• **Short task**
Work through the data line by line, gathering every line that has the word "Test".

• **Data for processing**
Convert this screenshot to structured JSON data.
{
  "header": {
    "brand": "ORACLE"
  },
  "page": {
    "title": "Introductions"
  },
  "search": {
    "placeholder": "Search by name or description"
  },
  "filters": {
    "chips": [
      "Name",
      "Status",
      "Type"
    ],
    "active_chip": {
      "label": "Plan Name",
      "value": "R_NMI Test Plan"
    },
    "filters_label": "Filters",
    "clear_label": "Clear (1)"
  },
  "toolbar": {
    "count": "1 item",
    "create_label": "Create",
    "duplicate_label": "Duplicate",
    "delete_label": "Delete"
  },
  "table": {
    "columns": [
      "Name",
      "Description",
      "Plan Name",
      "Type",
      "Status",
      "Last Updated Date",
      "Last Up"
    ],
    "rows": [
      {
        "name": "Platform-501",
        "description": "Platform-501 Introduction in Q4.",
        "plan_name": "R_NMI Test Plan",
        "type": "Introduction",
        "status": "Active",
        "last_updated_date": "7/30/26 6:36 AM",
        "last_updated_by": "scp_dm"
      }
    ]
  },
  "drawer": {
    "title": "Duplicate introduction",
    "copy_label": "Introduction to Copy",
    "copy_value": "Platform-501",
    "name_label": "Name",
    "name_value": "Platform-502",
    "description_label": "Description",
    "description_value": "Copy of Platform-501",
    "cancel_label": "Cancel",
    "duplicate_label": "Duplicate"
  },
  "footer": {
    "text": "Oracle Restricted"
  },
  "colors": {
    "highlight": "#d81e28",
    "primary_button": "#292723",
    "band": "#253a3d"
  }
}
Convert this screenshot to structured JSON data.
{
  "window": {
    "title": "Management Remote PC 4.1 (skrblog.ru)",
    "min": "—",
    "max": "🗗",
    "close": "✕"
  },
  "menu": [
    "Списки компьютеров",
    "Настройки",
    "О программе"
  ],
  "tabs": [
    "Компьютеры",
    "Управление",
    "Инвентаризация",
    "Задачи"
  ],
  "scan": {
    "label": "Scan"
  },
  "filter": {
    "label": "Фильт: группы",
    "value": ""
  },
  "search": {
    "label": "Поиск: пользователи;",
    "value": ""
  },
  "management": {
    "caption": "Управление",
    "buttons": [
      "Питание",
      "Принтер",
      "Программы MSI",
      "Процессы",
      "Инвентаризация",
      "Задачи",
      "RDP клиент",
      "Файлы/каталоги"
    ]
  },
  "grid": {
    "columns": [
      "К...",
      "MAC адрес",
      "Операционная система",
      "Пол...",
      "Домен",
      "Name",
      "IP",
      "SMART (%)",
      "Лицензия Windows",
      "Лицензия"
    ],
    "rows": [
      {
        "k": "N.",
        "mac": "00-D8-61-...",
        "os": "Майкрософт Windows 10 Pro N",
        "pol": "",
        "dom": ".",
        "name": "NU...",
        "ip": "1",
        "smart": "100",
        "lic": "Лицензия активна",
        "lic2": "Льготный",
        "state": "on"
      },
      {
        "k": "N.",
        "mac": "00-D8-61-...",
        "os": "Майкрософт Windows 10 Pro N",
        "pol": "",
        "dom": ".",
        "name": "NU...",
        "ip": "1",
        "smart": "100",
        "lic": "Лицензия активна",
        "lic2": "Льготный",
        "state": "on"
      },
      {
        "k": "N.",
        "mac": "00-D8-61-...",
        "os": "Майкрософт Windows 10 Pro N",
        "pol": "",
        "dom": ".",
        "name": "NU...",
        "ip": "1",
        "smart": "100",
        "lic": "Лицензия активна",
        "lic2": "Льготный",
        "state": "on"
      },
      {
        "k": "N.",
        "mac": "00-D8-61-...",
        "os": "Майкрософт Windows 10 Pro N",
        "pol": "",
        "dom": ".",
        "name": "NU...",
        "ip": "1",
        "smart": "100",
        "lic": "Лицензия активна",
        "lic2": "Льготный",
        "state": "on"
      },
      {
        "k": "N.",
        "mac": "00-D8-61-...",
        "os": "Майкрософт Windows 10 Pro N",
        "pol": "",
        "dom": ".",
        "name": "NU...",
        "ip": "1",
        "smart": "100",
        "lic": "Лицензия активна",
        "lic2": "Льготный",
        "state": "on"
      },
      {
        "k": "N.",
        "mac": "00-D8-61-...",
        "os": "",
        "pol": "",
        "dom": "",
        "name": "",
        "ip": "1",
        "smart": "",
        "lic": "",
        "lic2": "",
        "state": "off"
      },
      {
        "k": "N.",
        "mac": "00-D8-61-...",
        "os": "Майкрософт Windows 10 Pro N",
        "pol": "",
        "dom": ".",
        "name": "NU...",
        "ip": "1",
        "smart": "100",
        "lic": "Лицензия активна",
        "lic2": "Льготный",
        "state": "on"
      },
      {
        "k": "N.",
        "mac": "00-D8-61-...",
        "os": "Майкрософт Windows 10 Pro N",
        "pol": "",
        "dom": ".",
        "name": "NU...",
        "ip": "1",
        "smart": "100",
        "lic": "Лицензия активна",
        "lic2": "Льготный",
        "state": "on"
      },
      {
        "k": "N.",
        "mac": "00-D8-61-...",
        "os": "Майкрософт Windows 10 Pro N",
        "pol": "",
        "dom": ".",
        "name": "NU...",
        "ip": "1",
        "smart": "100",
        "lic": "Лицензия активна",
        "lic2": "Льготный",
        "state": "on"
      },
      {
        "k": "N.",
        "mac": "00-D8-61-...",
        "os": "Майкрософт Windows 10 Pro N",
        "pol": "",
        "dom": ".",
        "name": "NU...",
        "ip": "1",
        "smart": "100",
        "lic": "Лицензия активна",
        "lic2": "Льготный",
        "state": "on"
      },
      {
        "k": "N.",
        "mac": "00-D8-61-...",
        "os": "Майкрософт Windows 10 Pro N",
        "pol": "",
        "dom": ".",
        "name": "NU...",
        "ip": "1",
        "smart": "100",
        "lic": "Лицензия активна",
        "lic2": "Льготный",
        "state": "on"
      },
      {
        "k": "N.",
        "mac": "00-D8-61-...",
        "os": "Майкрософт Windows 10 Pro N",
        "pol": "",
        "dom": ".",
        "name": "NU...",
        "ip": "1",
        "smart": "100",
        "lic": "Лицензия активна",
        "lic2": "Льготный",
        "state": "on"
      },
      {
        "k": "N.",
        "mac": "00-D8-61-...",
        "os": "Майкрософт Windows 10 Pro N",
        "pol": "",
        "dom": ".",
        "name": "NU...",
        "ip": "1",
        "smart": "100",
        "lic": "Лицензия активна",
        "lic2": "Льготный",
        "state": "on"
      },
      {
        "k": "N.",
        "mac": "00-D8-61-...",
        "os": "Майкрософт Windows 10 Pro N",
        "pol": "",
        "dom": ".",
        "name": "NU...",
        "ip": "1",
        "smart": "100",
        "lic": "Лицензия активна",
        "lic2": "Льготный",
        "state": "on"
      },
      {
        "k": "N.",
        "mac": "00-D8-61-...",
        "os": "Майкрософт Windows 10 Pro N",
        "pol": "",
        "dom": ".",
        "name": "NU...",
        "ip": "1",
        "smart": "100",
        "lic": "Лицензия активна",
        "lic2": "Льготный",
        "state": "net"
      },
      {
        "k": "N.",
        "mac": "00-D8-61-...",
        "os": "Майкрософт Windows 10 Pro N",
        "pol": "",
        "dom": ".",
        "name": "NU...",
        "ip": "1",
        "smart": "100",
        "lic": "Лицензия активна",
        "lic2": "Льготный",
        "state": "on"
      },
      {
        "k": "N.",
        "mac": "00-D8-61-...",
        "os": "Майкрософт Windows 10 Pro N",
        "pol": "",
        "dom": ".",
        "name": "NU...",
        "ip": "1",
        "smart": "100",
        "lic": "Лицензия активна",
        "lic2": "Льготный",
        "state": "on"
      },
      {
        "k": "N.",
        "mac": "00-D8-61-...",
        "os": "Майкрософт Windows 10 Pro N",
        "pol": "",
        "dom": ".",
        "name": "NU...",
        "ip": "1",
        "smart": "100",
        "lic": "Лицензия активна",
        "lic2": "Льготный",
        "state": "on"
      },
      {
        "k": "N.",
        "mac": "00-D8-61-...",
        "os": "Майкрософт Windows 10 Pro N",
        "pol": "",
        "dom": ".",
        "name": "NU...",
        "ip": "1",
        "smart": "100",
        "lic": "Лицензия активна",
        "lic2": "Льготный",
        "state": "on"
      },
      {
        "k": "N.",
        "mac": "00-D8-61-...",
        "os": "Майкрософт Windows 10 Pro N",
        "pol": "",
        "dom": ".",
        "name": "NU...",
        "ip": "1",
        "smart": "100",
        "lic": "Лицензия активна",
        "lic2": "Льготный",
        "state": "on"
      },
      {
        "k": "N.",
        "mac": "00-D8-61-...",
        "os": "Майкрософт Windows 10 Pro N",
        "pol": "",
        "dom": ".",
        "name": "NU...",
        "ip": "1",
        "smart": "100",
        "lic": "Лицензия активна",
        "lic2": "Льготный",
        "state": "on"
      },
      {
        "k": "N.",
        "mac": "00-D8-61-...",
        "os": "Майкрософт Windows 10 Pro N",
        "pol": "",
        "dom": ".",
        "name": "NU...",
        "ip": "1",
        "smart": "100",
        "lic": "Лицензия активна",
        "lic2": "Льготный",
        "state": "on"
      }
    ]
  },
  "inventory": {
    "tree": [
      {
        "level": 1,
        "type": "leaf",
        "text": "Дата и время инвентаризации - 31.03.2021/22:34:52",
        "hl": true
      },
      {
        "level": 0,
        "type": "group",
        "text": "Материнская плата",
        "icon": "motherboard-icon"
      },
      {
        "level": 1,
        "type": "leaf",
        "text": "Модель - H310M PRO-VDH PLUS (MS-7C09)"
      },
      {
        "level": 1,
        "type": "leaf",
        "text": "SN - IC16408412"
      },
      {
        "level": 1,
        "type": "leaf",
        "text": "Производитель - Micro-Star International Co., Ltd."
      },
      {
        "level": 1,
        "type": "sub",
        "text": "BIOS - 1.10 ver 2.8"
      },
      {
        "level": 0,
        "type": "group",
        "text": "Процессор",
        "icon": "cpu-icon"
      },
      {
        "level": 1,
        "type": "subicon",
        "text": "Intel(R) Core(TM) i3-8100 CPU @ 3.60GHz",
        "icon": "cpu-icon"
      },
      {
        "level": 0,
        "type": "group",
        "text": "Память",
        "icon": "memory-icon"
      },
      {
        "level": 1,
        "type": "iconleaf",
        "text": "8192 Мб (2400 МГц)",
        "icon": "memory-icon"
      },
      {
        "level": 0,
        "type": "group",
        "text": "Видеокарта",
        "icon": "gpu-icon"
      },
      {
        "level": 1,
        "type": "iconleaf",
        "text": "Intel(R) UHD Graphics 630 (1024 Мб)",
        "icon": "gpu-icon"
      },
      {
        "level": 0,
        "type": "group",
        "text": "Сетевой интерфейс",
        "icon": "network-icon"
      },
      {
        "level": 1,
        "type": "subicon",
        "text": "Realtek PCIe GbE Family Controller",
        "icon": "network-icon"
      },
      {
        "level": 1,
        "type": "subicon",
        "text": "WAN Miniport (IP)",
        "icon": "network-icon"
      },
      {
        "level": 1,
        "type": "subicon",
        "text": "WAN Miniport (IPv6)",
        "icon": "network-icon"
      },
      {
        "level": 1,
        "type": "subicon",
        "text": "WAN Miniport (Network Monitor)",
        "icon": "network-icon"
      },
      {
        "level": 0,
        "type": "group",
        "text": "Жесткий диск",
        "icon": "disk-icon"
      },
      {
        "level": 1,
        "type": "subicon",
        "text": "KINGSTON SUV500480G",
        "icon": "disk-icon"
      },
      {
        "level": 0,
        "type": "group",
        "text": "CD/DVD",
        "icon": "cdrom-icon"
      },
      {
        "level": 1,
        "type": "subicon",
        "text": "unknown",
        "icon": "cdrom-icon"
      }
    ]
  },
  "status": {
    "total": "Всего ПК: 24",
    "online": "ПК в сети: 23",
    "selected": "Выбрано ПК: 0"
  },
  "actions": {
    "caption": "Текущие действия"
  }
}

• **Result for this exercise**
      "value": "R_NMI Test Plan"
        "plan_name": "R_NMI Test Plan",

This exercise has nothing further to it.